Pick every line with "icon" from the material below.

+-------+

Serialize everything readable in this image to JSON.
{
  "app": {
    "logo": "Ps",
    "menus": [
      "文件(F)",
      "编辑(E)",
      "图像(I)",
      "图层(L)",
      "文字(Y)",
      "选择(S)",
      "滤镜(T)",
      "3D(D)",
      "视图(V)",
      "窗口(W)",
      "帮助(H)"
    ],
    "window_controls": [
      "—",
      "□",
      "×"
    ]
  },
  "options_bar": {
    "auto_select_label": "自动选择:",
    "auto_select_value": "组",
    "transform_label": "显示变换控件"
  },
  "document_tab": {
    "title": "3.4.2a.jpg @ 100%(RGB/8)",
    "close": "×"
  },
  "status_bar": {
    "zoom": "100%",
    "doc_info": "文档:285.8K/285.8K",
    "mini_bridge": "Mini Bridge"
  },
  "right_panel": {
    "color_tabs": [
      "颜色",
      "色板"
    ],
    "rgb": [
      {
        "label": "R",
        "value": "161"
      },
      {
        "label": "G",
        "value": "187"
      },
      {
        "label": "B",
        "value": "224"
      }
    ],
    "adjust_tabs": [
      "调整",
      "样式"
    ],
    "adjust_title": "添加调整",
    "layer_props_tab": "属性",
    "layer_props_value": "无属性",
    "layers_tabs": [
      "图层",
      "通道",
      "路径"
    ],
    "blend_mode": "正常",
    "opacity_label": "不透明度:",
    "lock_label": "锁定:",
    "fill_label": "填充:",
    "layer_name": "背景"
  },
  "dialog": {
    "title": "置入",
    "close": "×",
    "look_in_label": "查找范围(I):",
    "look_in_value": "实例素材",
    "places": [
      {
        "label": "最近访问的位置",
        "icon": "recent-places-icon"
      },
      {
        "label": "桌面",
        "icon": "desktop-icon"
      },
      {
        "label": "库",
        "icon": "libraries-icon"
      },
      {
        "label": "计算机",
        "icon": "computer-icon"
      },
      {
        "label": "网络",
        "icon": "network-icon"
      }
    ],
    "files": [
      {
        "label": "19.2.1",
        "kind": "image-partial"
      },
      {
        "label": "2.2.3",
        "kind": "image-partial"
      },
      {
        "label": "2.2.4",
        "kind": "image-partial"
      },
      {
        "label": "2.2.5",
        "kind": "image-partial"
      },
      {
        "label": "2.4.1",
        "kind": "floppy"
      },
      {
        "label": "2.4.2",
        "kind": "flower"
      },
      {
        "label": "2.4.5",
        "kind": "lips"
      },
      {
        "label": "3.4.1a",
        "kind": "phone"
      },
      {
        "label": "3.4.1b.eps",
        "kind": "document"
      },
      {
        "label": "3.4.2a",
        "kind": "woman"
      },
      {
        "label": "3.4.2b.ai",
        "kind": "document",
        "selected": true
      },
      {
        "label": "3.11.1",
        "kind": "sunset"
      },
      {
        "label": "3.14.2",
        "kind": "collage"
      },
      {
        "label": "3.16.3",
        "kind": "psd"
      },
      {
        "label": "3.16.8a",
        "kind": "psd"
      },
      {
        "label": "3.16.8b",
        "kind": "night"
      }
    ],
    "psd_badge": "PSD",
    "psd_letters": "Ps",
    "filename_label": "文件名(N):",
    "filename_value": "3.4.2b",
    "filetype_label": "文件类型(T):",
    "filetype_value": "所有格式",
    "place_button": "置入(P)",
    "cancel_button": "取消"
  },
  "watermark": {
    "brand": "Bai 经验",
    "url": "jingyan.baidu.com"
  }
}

+-------+

SOLUTION TO THIS EXERCISE:
        "icon": "recent-places-icon"
        "icon": "desktop-icon"
        "icon": "libraries-icon"
        "icon": "computer-icon"
        "icon": "network-icon"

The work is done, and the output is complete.